___ Extracted material

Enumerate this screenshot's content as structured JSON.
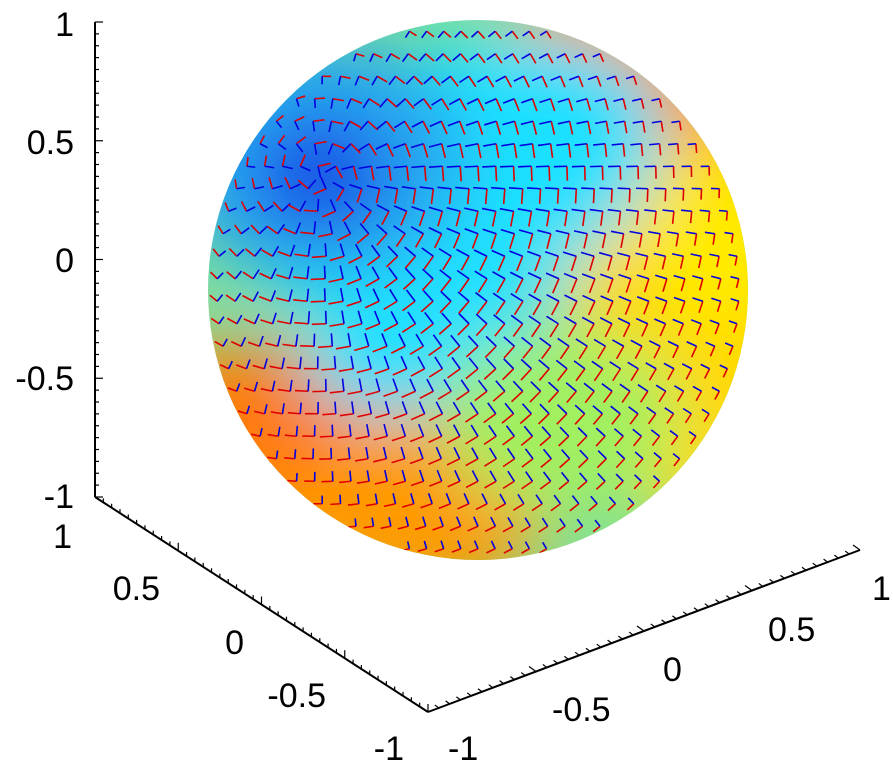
{
  "chart_data": {
    "type": "surface-quiver-3d",
    "title": "",
    "xlabel": "",
    "ylabel": "",
    "zlabel": "",
    "surface": "unit-sphere",
    "colormap": "jet",
    "grid": false,
    "colorbar": false,
    "view": "3d-isometric",
    "axes": {
      "x": {
        "ticks": [
          "-1",
          "-0.5",
          "0",
          "0.5",
          "1"
        ],
        "lim": [
          -1,
          1
        ]
      },
      "y": {
        "ticks": [
          "-1",
          "-0.5",
          "0",
          "0.5",
          "1"
        ],
        "lim": [
          -1,
          1
        ]
      },
      "z": {
        "ticks": [
          "-1",
          "-0.5",
          "0",
          "0.5",
          "1"
        ],
        "lim": [
          -1,
          1
        ]
      }
    },
    "vector_fields": [
      {
        "color": "#e00000"
      },
      {
        "color": "#0000e0"
      }
    ]
  }
}
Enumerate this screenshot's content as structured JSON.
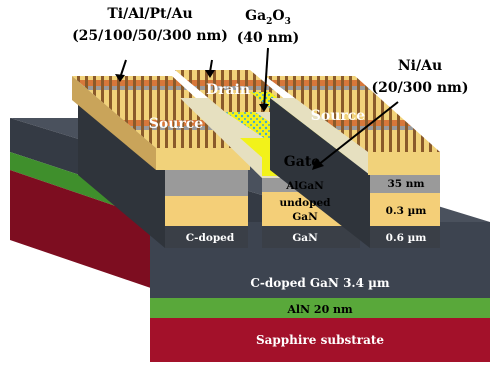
{
  "labels": {
    "metal_stack_line1": "Ti/Al/Pt/Au",
    "metal_stack_line2": "(25/100/50/300 nm)",
    "oxide_name": "Ga",
    "oxide_sub1": "2",
    "oxide_mid": "O",
    "oxide_sub2": "3",
    "oxide_thickness": "(40 nm)",
    "gate_metal_line1": "Ni/Au",
    "gate_metal_line2": "(20/300 nm)",
    "drain": "Drain",
    "source_left": "Source",
    "source_right": "Source",
    "gate": "Gate"
  },
  "layers": {
    "algan": "AlGaN",
    "algan_thickness": "35 nm",
    "undoped_line1": "undoped",
    "undoped_line2": "GaN",
    "undoped_thickness": "0.3 µm",
    "c_doped_mesa": "C-doped",
    "gan_mesa": "GaN",
    "c_doped_thickness": "0.6 µm",
    "buffer": "C-doped GaN  3.4 µm",
    "nucleation": "AlN  20 nm",
    "substrate": "Sapphire substrate"
  },
  "colors": {
    "substrate": "#a3112a",
    "aln": "#59a83a",
    "buffer": "#3d4450",
    "mesa_dark": "#3a3f47",
    "gan_undoped": "#f4cf78",
    "algan": "#9a9a9a",
    "metal_top": "#d7773a",
    "metal_side": "#b85a22",
    "oxide": "#f2f21a",
    "oxide_dots": "#3fa9d6"
  }
}
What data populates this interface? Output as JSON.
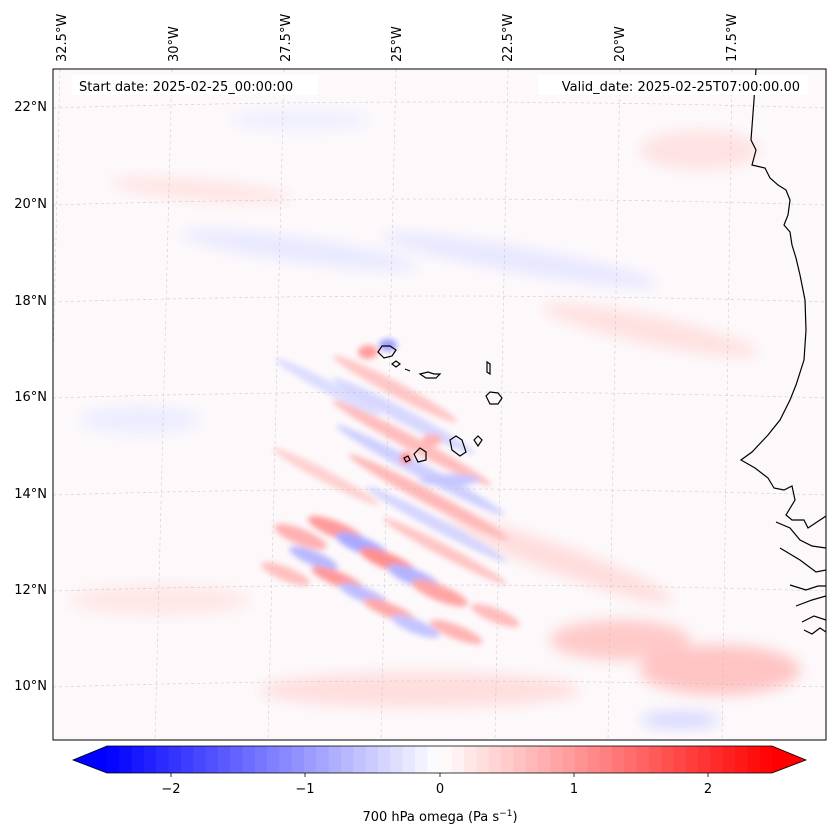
{
  "map": {
    "start_date": "Start date: 2025-02-25_00:00:00",
    "valid_date": "Valid_date: 2025-02-25T07:00:00.00",
    "lon_labels": [
      "32.5°W",
      "30°W",
      "27.5°W",
      "25°W",
      "22.5°W",
      "20°W",
      "17.5°W"
    ],
    "lat_labels": [
      "22°N",
      "20°N",
      "18°N",
      "16°N",
      "14°N",
      "12°N",
      "10°N"
    ],
    "field": "700 hPa omega",
    "colormap": "bwr"
  },
  "colorbar": {
    "label_prefix": "700 hPa omega (Pa s",
    "label_exp": "−1",
    "label_suffix": ")",
    "tick_labels": [
      "−2",
      "−1",
      "0",
      "1",
      "2"
    ],
    "range": [
      -2.7,
      2.7
    ],
    "colors": {
      "low": "#0000ff",
      "mid": "#ffffff",
      "high": "#ff0000"
    }
  }
}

______

*Task goal*.
Which lines of the data include "substrate"? Copy each of them.

*Response to the exercise*.
    "substrate": "Sapphire substrate"
    "substrate": "#a3112a",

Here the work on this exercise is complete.